-- START --

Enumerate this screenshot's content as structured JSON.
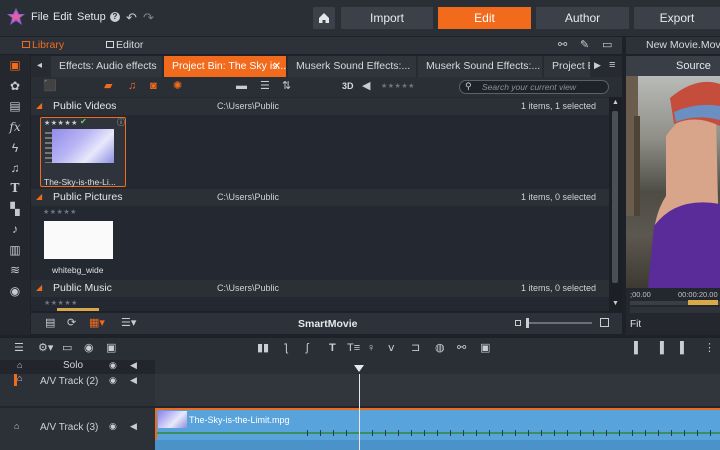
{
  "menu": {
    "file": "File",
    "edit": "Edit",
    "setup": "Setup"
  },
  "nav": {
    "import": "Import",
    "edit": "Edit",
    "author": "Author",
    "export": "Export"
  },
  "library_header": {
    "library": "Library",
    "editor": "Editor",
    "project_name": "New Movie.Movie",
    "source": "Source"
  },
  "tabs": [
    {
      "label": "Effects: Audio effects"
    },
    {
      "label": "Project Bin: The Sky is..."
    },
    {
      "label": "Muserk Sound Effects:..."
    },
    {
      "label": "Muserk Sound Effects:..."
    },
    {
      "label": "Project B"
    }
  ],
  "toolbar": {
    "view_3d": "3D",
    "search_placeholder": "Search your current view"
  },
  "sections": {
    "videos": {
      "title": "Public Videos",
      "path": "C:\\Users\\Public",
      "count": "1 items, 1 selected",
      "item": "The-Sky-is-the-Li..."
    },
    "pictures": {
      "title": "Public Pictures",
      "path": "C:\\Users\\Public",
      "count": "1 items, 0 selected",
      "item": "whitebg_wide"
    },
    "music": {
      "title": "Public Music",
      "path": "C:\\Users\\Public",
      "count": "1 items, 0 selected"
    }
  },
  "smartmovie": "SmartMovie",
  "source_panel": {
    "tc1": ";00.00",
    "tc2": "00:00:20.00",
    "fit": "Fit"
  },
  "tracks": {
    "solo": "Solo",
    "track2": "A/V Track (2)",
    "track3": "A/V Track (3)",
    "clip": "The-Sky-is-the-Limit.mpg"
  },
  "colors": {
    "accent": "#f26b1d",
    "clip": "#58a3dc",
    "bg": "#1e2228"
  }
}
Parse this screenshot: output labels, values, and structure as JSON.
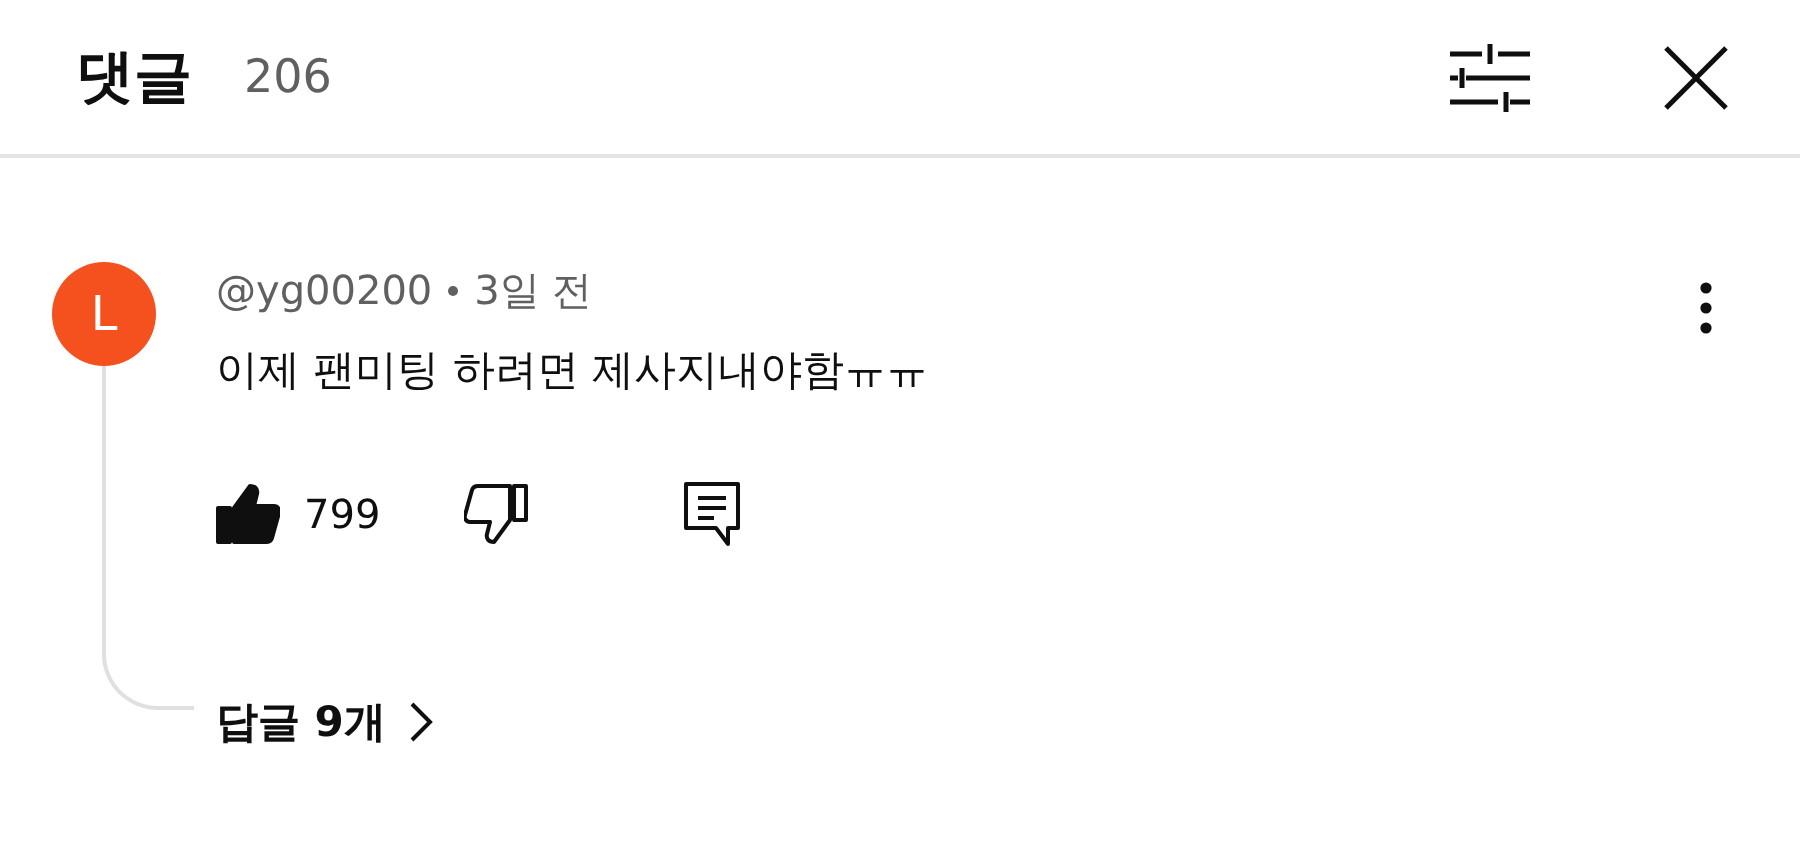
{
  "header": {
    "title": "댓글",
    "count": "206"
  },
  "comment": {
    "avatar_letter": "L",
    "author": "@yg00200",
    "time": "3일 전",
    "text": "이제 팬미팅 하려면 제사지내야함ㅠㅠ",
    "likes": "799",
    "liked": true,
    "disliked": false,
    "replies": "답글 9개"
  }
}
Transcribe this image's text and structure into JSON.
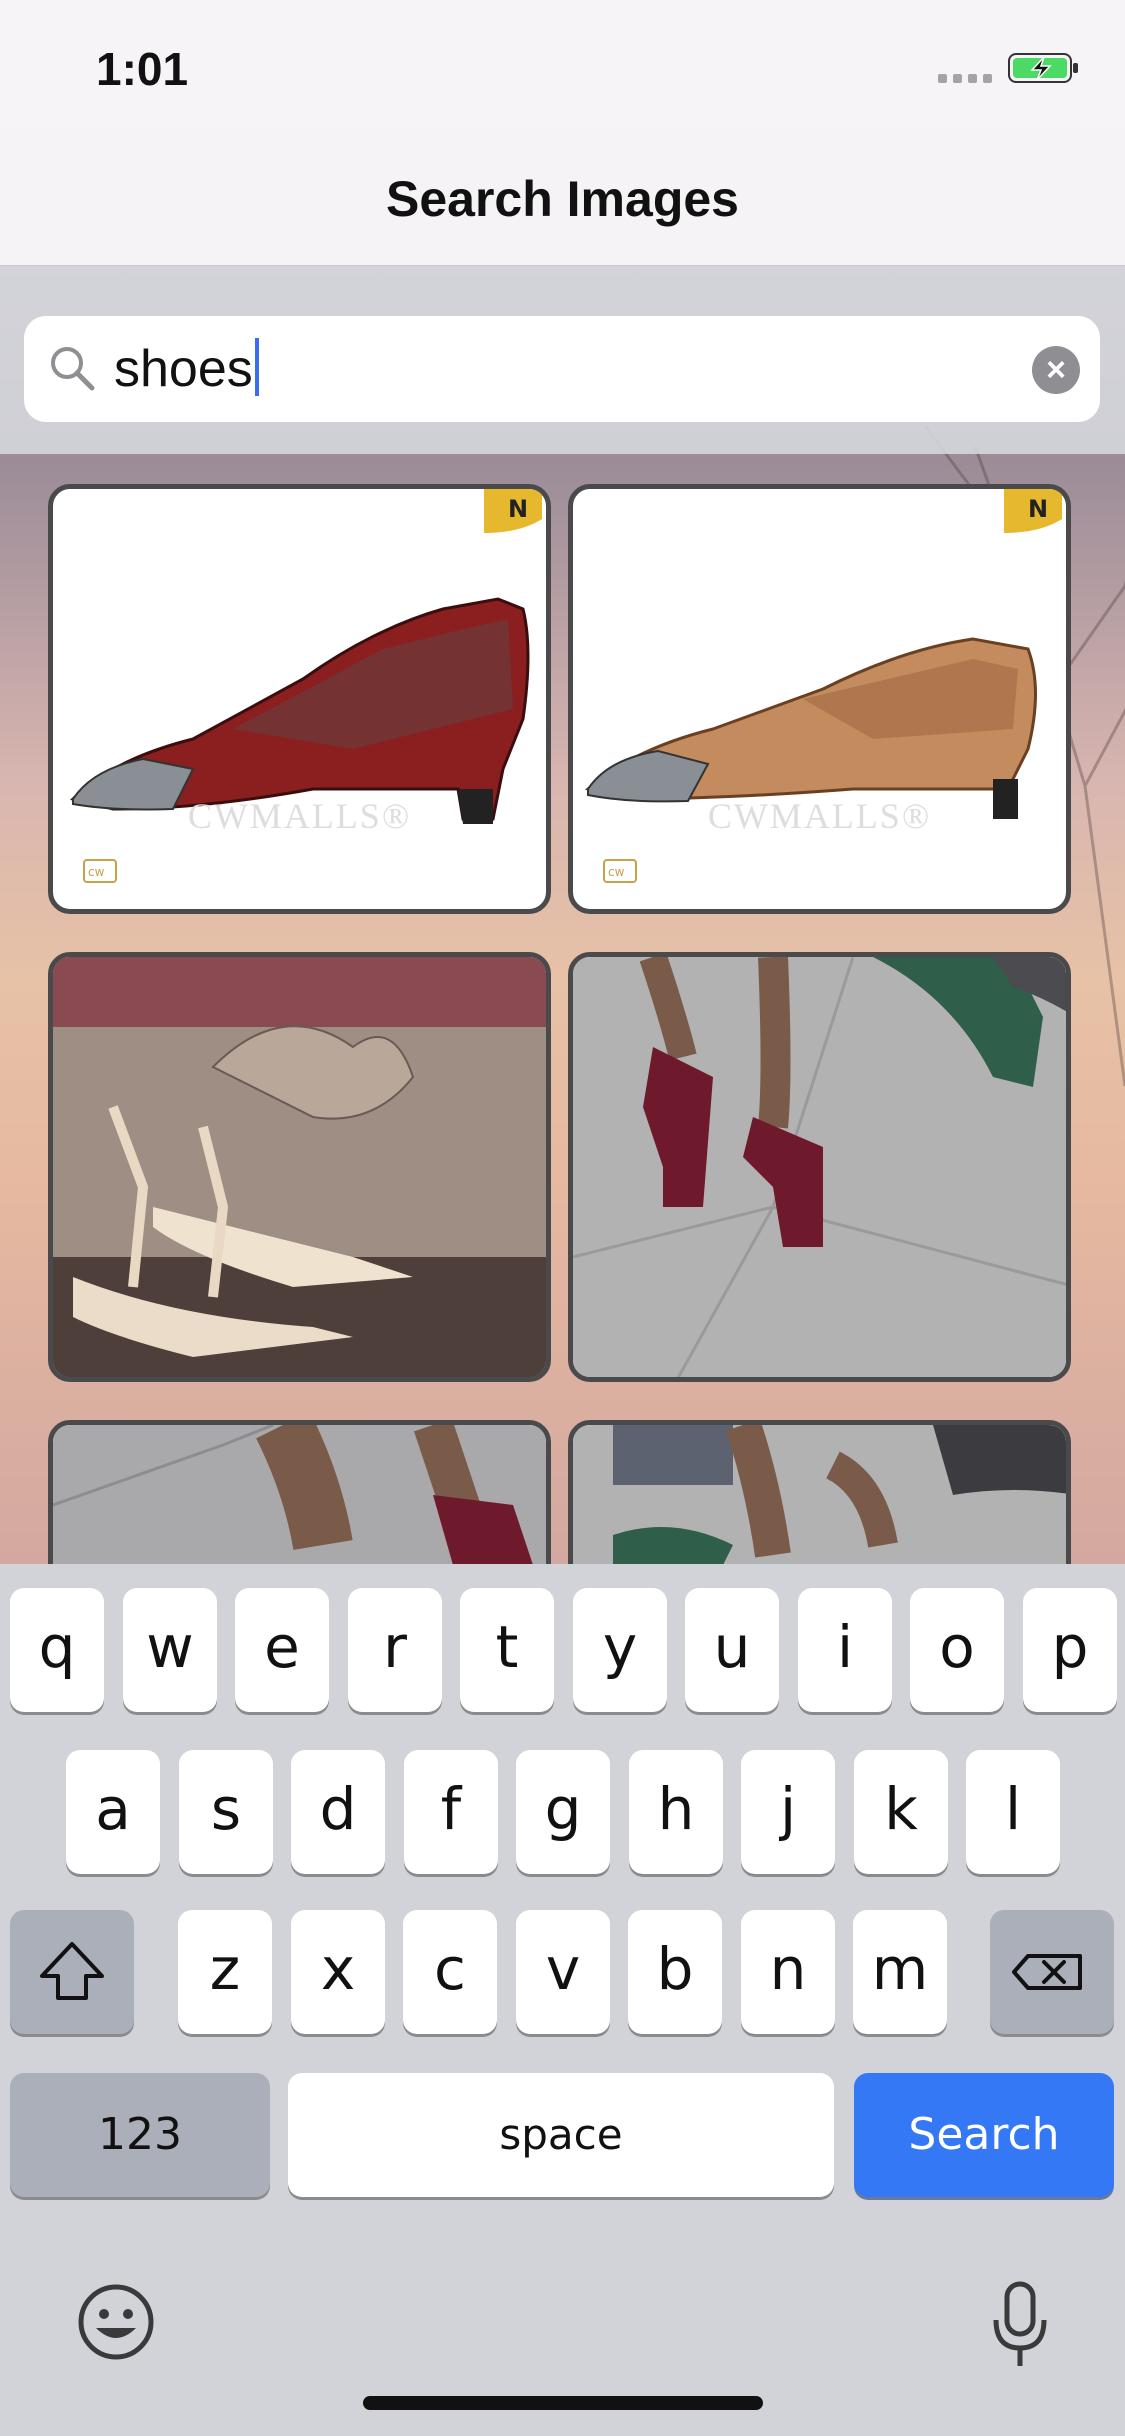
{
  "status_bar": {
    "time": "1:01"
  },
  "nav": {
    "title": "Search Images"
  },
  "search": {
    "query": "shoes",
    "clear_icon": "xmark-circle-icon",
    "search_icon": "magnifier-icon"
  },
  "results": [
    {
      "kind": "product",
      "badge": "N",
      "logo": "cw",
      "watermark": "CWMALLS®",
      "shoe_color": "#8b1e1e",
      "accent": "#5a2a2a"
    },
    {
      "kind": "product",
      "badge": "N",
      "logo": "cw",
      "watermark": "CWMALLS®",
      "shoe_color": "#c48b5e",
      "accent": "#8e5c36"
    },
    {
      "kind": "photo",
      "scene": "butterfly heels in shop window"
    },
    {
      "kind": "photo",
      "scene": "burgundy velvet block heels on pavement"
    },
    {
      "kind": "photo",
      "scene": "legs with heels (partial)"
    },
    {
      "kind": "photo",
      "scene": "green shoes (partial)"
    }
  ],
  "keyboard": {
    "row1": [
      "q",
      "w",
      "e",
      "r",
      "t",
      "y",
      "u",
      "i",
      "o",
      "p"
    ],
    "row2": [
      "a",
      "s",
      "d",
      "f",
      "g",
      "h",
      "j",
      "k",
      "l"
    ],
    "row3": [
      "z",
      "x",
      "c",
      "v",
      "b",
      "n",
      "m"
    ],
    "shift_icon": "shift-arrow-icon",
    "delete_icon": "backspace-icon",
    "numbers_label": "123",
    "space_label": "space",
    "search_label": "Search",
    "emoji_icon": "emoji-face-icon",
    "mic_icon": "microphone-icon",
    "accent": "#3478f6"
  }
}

-- END --

* Description of the task
Show all lines from the records above where the word "this" occurs.

* Result of the task
Enumerate this screenshot's content as structured JSON.
Parse this screenshot: output labels, values, and structure as JSON.
Transcribe this image's text and structure into JSON.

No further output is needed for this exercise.